Task goal> Copy each line of the data below exactly, leaving out pictures.

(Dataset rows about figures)
--- begin ---

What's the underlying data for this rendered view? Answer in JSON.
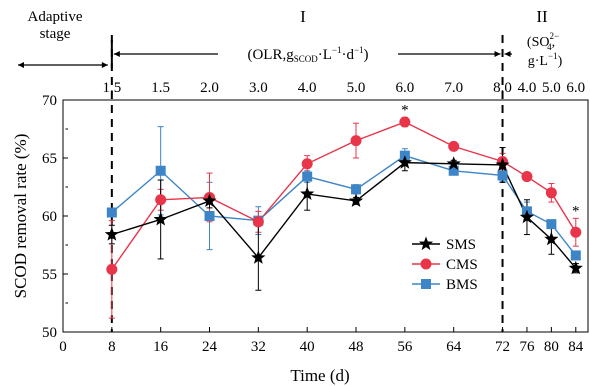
{
  "chart_data": {
    "type": "line",
    "ylabel": "SCOD removal rate (%)",
    "xlabel": "Time (d)",
    "xlim": [
      0,
      86
    ],
    "ylim": [
      50,
      70
    ],
    "x_ticks": [
      0,
      8,
      16,
      24,
      32,
      40,
      48,
      56,
      64,
      72,
      76,
      80,
      84
    ],
    "y_ticks": [
      50,
      55,
      60,
      65,
      70
    ],
    "x": [
      8,
      16,
      24,
      32,
      40,
      48,
      56,
      64,
      72,
      76,
      80,
      84
    ],
    "series": [
      {
        "name": "SMS",
        "color": "#000000",
        "marker": "star",
        "values": [
          58.4,
          59.7,
          61.3,
          56.4,
          61.9,
          61.3,
          64.6,
          64.5,
          64.4,
          59.9,
          58.0,
          55.5
        ],
        "error": [
          0.8,
          3.4,
          0.6,
          2.8,
          1.4,
          0.3,
          0.7,
          0.3,
          1.5,
          1.5,
          1.3,
          0.4
        ]
      },
      {
        "name": "CMS",
        "color": "#e8354a",
        "marker": "circle",
        "values": [
          55.4,
          61.4,
          61.6,
          59.5,
          64.5,
          66.5,
          68.1,
          66.0,
          64.7,
          63.4,
          62.0,
          58.6
        ],
        "error": [
          4.2,
          0.9,
          2.1,
          0.9,
          0.7,
          1.5,
          0.4,
          0.0,
          0.7,
          0.0,
          0.8,
          1.2
        ]
      },
      {
        "name": "BMS",
        "color": "#3d85c6",
        "marker": "square",
        "values": [
          60.3,
          63.9,
          60.0,
          59.6,
          63.4,
          62.3,
          65.2,
          63.9,
          63.5,
          60.4,
          59.3,
          56.6
        ],
        "error": [
          0.0,
          3.8,
          2.9,
          1.2,
          0.5,
          0.4,
          0.6,
          0.3,
          0.5,
          0.8,
          0.3,
          0.3
        ]
      }
    ],
    "legend": {
      "position": "lower-right",
      "entries": [
        "SMS",
        "CMS",
        "BMS"
      ]
    },
    "annotations": [
      {
        "text": "*",
        "x": 56,
        "series": "CMS"
      },
      {
        "text": "*",
        "x": 84,
        "series": "CMS"
      }
    ],
    "dividers_x": [
      8,
      72
    ],
    "top_axis": {
      "stage_label_line1": "Adaptive",
      "stage_label_line2": "stage",
      "phase1_numeral": "I",
      "phase2_numeral": "II",
      "phase1_unit_text": "(OLR,g",
      "phase1_unit_sub": "SCOD",
      "phase1_unit_rest_a": "·L",
      "phase1_unit_rest_b": "·d",
      "phase1_unit_close": ")",
      "neg_one": "−1",
      "phase2_line1_open": "(SO",
      "phase2_sub": "4",
      "phase2_sup": "2−",
      "phase2_line1_close": ",",
      "phase2_line2_a": "g·L",
      "phase2_line2_b": ")",
      "labels": [
        {
          "x": 8,
          "text": "1.5"
        },
        {
          "x": 16,
          "text": "1.5"
        },
        {
          "x": 24,
          "text": "2.0"
        },
        {
          "x": 32,
          "text": "3.0"
        },
        {
          "x": 40,
          "text": "4.0"
        },
        {
          "x": 48,
          "text": "5.0"
        },
        {
          "x": 56,
          "text": "6.0"
        },
        {
          "x": 64,
          "text": "7.0"
        },
        {
          "x": 72,
          "text": "8.0"
        },
        {
          "x": 76,
          "text": "4.0"
        },
        {
          "x": 80,
          "text": "5.0"
        },
        {
          "x": 84,
          "text": "6.0"
        }
      ]
    }
  }
}
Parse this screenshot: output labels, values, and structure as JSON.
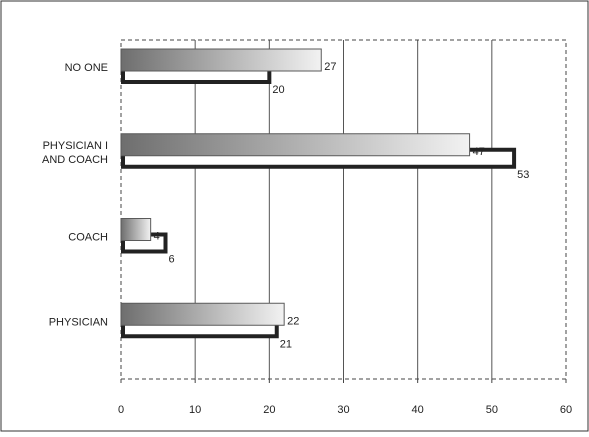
{
  "chart_data": {
    "type": "bar",
    "orientation": "horizontal",
    "categories": [
      "NO ONE",
      "PHYSICIAN I AND COACH",
      "COACH",
      "PHYSICIAN"
    ],
    "category_label_lines": [
      [
        "NO ONE"
      ],
      [
        "PHYSICIAN I",
        "AND COACH"
      ],
      [
        "COACH"
      ],
      [
        "PHYSICIAN"
      ]
    ],
    "series": [
      {
        "style": "gradient-gray",
        "values": [
          27,
          47,
          4,
          22
        ]
      },
      {
        "style": "white-outlined",
        "values": [
          20,
          53,
          6,
          21
        ]
      }
    ],
    "value_labels": [
      [
        "27",
        "47",
        "4",
        "22"
      ],
      [
        "20",
        "53",
        "6",
        "21"
      ]
    ],
    "xlim": [
      0,
      60
    ],
    "xticks": [
      0,
      10,
      20,
      30,
      40,
      50,
      60
    ],
    "xtick_labels": [
      "0",
      "10",
      "20",
      "30",
      "40",
      "50",
      "60"
    ],
    "grid": "vertical",
    "legend": "none",
    "colors": {
      "outline": "#222222",
      "gradient_dark": "#6e6e6e",
      "gradient_light": "#f2f2f2",
      "border": "#333333"
    }
  }
}
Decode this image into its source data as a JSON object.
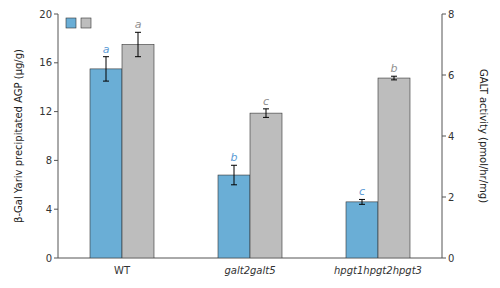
{
  "chart_data": {
    "type": "bar",
    "categories": [
      "WT",
      "galt2galt5",
      "hpgt1hpgt2hpgt3"
    ],
    "series": [
      {
        "color": "#6aaed6",
        "values": [
          15.5,
          6.8,
          4.6
        ],
        "errors": [
          1.0,
          0.8,
          0.2
        ],
        "significance_labels": [
          "a",
          "b",
          "c"
        ],
        "label_color": "#5b9bd5"
      },
      {
        "color": "#bdbdbd",
        "axis": "y2",
        "values": [
          7.0,
          4.75,
          5.9
        ],
        "errors": [
          0.4,
          0.14,
          0.06
        ],
        "significance_labels": [
          "a",
          "c",
          "b"
        ],
        "label_color": "#909090"
      }
    ],
    "y_label": "β-Gal Yariv precipitated AGP (μg/g)",
    "y2_label": "GALT activity (pmol/hr/mg)",
    "ylim": [
      0,
      20
    ],
    "yticks": [
      0,
      4,
      8,
      12,
      16,
      20
    ],
    "y2lim": [
      0,
      8
    ],
    "y2ticks": [
      0,
      2,
      4,
      6,
      8
    ],
    "legend": "upper left",
    "grid": false
  }
}
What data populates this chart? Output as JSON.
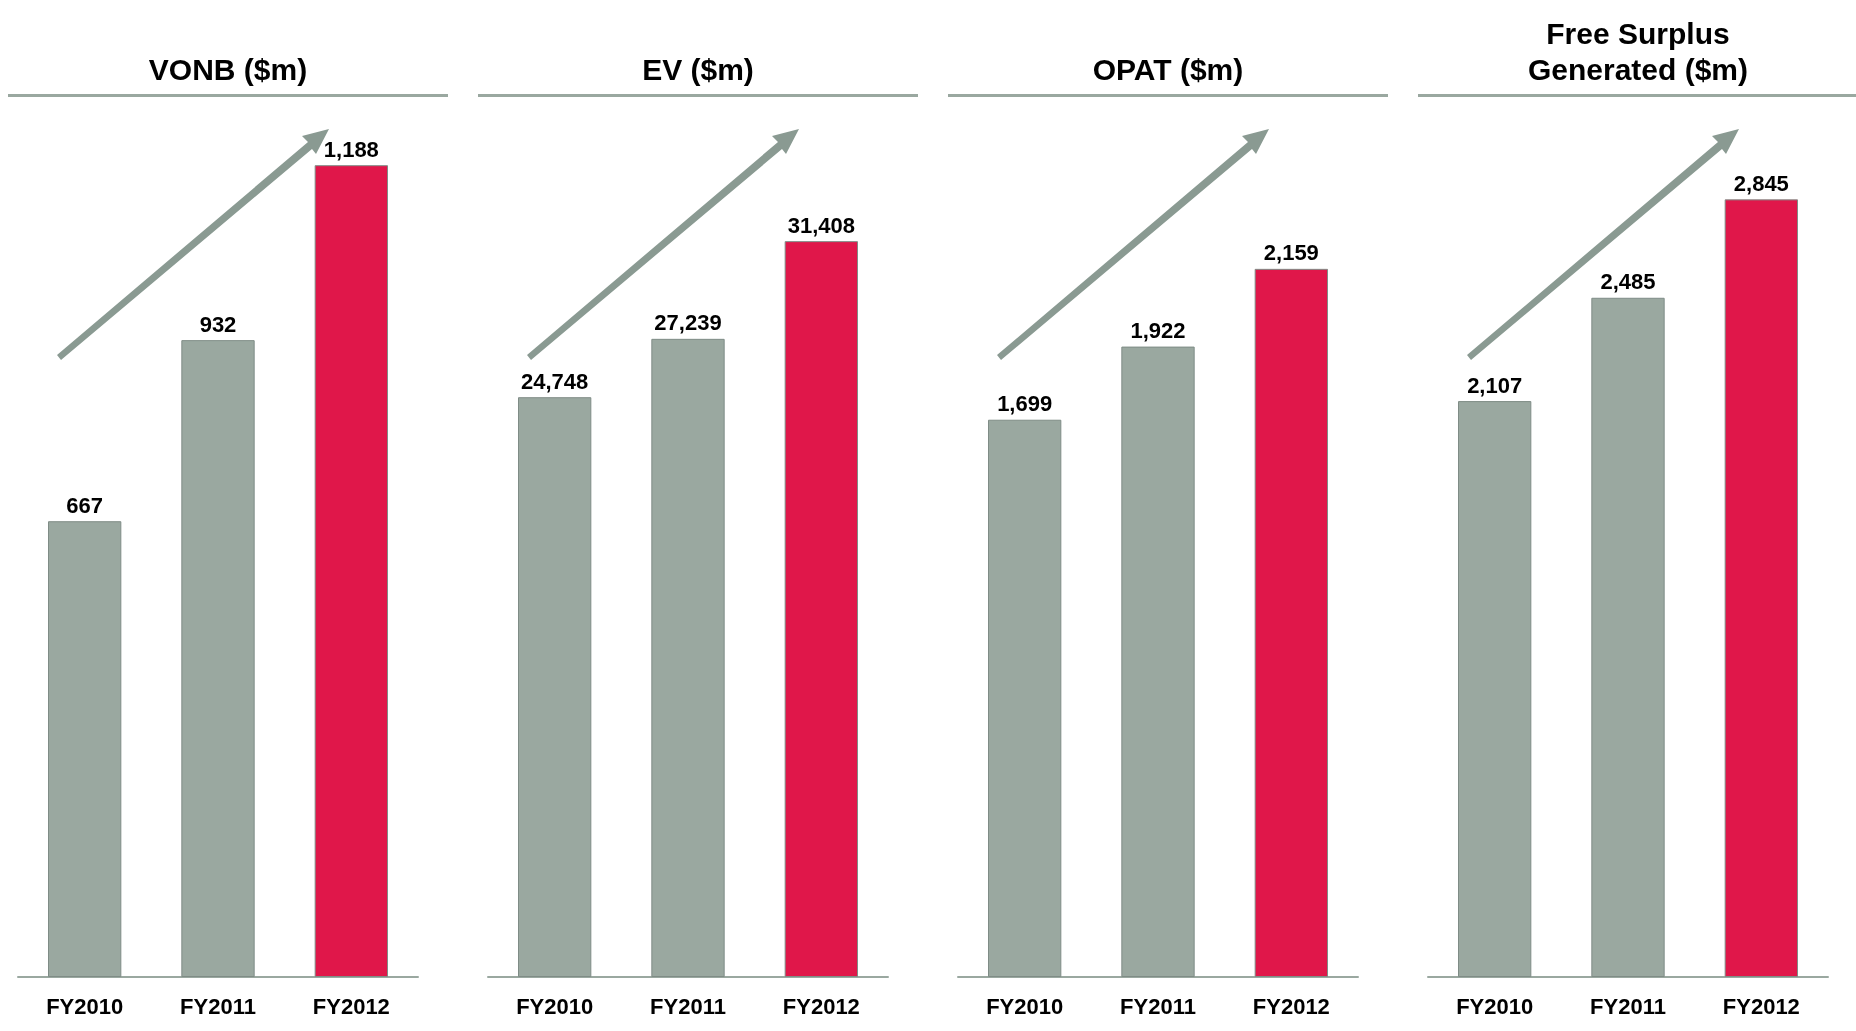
{
  "chart_data": [
    {
      "type": "bar",
      "title": "VONB ($m)",
      "categories": [
        "FY2010",
        "FY2011",
        "FY2012"
      ],
      "values": [
        667,
        932,
        1188
      ],
      "value_labels": [
        "667",
        "932",
        "1,188"
      ],
      "colors": [
        "#9aa8a0",
        "#9aa8a0",
        "#e0174a"
      ]
    },
    {
      "type": "bar",
      "title": "EV ($m)",
      "categories": [
        "FY2010",
        "FY2011",
        "FY2012"
      ],
      "values": [
        24748,
        27239,
        31408
      ],
      "value_labels": [
        "24,748",
        "27,239",
        "31,408"
      ],
      "colors": [
        "#9aa8a0",
        "#9aa8a0",
        "#e0174a"
      ]
    },
    {
      "type": "bar",
      "title": "OPAT ($m)",
      "categories": [
        "FY2010",
        "FY2011",
        "FY2012"
      ],
      "values": [
        1699,
        1922,
        2159
      ],
      "value_labels": [
        "1,699",
        "1,922",
        "2,159"
      ],
      "colors": [
        "#9aa8a0",
        "#9aa8a0",
        "#e0174a"
      ]
    },
    {
      "type": "bar",
      "title": "Free Surplus Generated ($m)",
      "categories": [
        "FY2010",
        "FY2011",
        "FY2012"
      ],
      "values": [
        2107,
        2485,
        2845
      ],
      "value_labels": [
        "2,107",
        "2,485",
        "2,845"
      ],
      "colors": [
        "#9aa8a0",
        "#9aa8a0",
        "#e0174a"
      ]
    }
  ]
}
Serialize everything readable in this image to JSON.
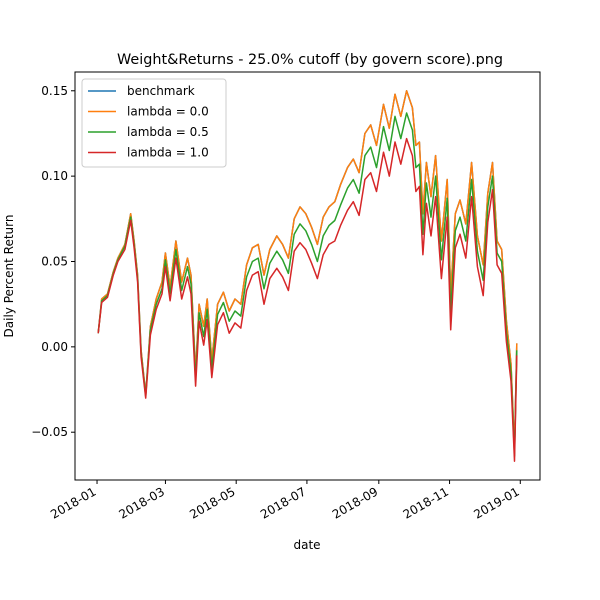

--- end ---

Exercise response>
What's the underlying data for this rendered view? Answer in JSON.
{
  "chart_data": {
    "type": "line",
    "ylabel": "SCOD removal rate (%)",
    "xlabel": "Time (d)",
    "xlim": [
      0,
      86
    ],
    "ylim": [
      50,
      70
    ],
    "x_ticks": [
      0,
      8,
      16,
      24,
      32,
      40,
      48,
      56,
      64,
      72,
      76,
      80,
      84
    ],
    "y_ticks": [
      50,
      55,
      60,
      65,
      70
    ],
    "x": [
      8,
      16,
      24,
      32,
      40,
      48,
      56,
      64,
      72,
      76,
      80,
      84
    ],
    "series": [
      {
        "name": "SMS",
        "color": "#000000",
        "marker": "star",
        "values": [
          58.4,
          59.7,
          61.3,
          56.4,
          61.9,
          61.3,
          64.6,
          64.5,
          64.4,
          59.9,
          58.0,
          55.5
        ],
        "error": [
          0.8,
          3.4,
          0.6,
          2.8,
          1.4,
          0.3,
          0.7,
          0.3,
          1.5,
          1.5,
          1.3,
          0.4
        ]
      },
      {
        "name": "CMS",
        "color": "#e8354a",
        "marker": "circle",
        "values": [
          55.4,
          61.4,
          61.6,
          59.5,
          64.5,
          66.5,
          68.1,
          66.0,
          64.7,
          63.4,
          62.0,
          58.6
        ],
        "error": [
          4.2,
          0.9,
          2.1,
          0.9,
          0.7,
          1.5,
          0.4,
          0.0,
          0.7,
          0.0,
          0.8,
          1.2
        ]
      },
      {
        "name": "BMS",
        "color": "#3d85c6",
        "marker": "square",
        "values": [
          60.3,
          63.9,
          60.0,
          59.6,
          63.4,
          62.3,
          65.2,
          63.9,
          63.5,
          60.4,
          59.3,
          56.6
        ],
        "error": [
          0.0,
          3.8,
          2.9,
          1.2,
          0.5,
          0.4,
          0.6,
          0.3,
          0.5,
          0.8,
          0.3,
          0.3
        ]
      }
    ],
    "legend": {
      "position": "lower-right",
      "entries": [
        "SMS",
        "CMS",
        "BMS"
      ]
    },
    "annotations": [
      {
        "text": "*",
        "x": 56,
        "series": "CMS"
      },
      {
        "text": "*",
        "x": 84,
        "series": "CMS"
      }
    ],
    "dividers_x": [
      8,
      72
    ],
    "top_axis": {
      "stage_label_line1": "Adaptive",
      "stage_label_line2": "stage",
      "phase1_numeral": "I",
      "phase2_numeral": "II",
      "phase1_unit_text": "(OLR,g",
      "phase1_unit_sub": "SCOD",
      "phase1_unit_rest_a": "·L",
      "phase1_unit_rest_b": "·d",
      "phase1_unit_close": ")",
      "neg_one": "−1",
      "phase2_line1_open": "(SO",
      "phase2_sub": "4",
      "phase2_sup": "2−",
      "phase2_line1_close": ",",
      "phase2_line2_a": "g·L",
      "phase2_line2_b": ")",
      "labels": [
        {
          "x": 8,
          "text": "1.5"
        },
        {
          "x": 16,
          "text": "1.5"
        },
        {
          "x": 24,
          "text": "2.0"
        },
        {
          "x": 32,
          "text": "3.0"
        },
        {
          "x": 40,
          "text": "4.0"
        },
        {
          "x": 48,
          "text": "5.0"
        },
        {
          "x": 56,
          "text": "6.0"
        },
        {
          "x": 64,
          "text": "7.0"
        },
        {
          "x": 72,
          "text": "8.0"
        },
        {
          "x": 76,
          "text": "4.0"
        },
        {
          "x": 80,
          "text": "5.0"
        },
        {
          "x": 84,
          "text": "6.0"
        }
      ]
    }
  }
}
Parse this screenshot: output labels, values, and structure as JSON.
{
  "chart_data": {
    "type": "bar",
    "orientation": "horizontal",
    "categories": [
      "NO ONE",
      "PHYSICIAN I AND COACH",
      "COACH",
      "PHYSICIAN"
    ],
    "category_label_lines": [
      [
        "NO ONE"
      ],
      [
        "PHYSICIAN I",
        "AND COACH"
      ],
      [
        "COACH"
      ],
      [
        "PHYSICIAN"
      ]
    ],
    "series": [
      {
        "style": "gradient-gray",
        "values": [
          27,
          47,
          4,
          22
        ]
      },
      {
        "style": "white-outlined",
        "values": [
          20,
          53,
          6,
          21
        ]
      }
    ],
    "value_labels": [
      [
        "27",
        "47",
        "4",
        "22"
      ],
      [
        "20",
        "53",
        "6",
        "21"
      ]
    ],
    "xlim": [
      0,
      60
    ],
    "xticks": [
      0,
      10,
      20,
      30,
      40,
      50,
      60
    ],
    "xtick_labels": [
      "0",
      "10",
      "20",
      "30",
      "40",
      "50",
      "60"
    ],
    "grid": "vertical",
    "legend": "none",
    "colors": {
      "outline": "#222222",
      "gradient_dark": "#6e6e6e",
      "gradient_light": "#f2f2f2",
      "border": "#333333"
    }
  }
}
Decode this image into its source data as a JSON object.
{
  "chart_data": {
    "type": "bar",
    "categories": [
      "WT",
      "galt2galt5",
      "hpgt1hpgt2hpgt3"
    ],
    "series": [
      {
        "color": "#6aaed6",
        "values": [
          15.5,
          6.8,
          4.6
        ],
        "errors": [
          1.0,
          0.8,
          0.2
        ],
        "significance_labels": [
          "a",
          "b",
          "c"
        ],
        "label_color": "#5b9bd5"
      },
      {
        "color": "#bdbdbd",
        "axis": "y2",
        "values": [
          7.0,
          4.75,
          5.9
        ],
        "errors": [
          0.4,
          0.14,
          0.06
        ],
        "significance_labels": [
          "a",
          "c",
          "b"
        ],
        "label_color": "#909090"
      }
    ],
    "y_label": "β-Gal Yariv precipitated AGP (μg/g)",
    "y2_label": "GALT activity (pmol/hr/mg)",
    "ylim": [
      0,
      20
    ],
    "yticks": [
      0,
      4,
      8,
      12,
      16,
      20
    ],
    "y2lim": [
      0,
      8
    ],
    "y2ticks": [
      0,
      2,
      4,
      6,
      8
    ],
    "legend": "upper left",
    "grid": false
  }
}
What data populates this chart? Output as JSON.
{
  "chart_data": [
    {
      "type": "bar",
      "title": "VONB ($m)",
      "categories": [
        "FY2010",
        "FY2011",
        "FY2012"
      ],
      "values": [
        667,
        932,
        1188
      ],
      "value_labels": [
        "667",
        "932",
        "1,188"
      ],
      "colors": [
        "#9aa8a0",
        "#9aa8a0",
        "#e0174a"
      ]
    },
    {
      "type": "bar",
      "title": "EV ($m)",
      "categories": [
        "FY2010",
        "FY2011",
        "FY2012"
      ],
      "values": [
        24748,
        27239,
        31408
      ],
      "value_labels": [
        "24,748",
        "27,239",
        "31,408"
      ],
      "colors": [
        "#9aa8a0",
        "#9aa8a0",
        "#e0174a"
      ]
    },
    {
      "type": "bar",
      "title": "OPAT ($m)",
      "categories": [
        "FY2010",
        "FY2011",
        "FY2012"
      ],
      "values": [
        1699,
        1922,
        2159
      ],
      "value_labels": [
        "1,699",
        "1,922",
        "2,159"
      ],
      "colors": [
        "#9aa8a0",
        "#9aa8a0",
        "#e0174a"
      ]
    },
    {
      "type": "bar",
      "title": "Free Surplus Generated ($m)",
      "categories": [
        "FY2010",
        "FY2011",
        "FY2012"
      ],
      "values": [
        2107,
        2485,
        2845
      ],
      "value_labels": [
        "2,107",
        "2,485",
        "2,845"
      ],
      "colors": [
        "#9aa8a0",
        "#9aa8a0",
        "#e0174a"
      ]
    }
  ]
}
Serialize everything readable in this image to JSON.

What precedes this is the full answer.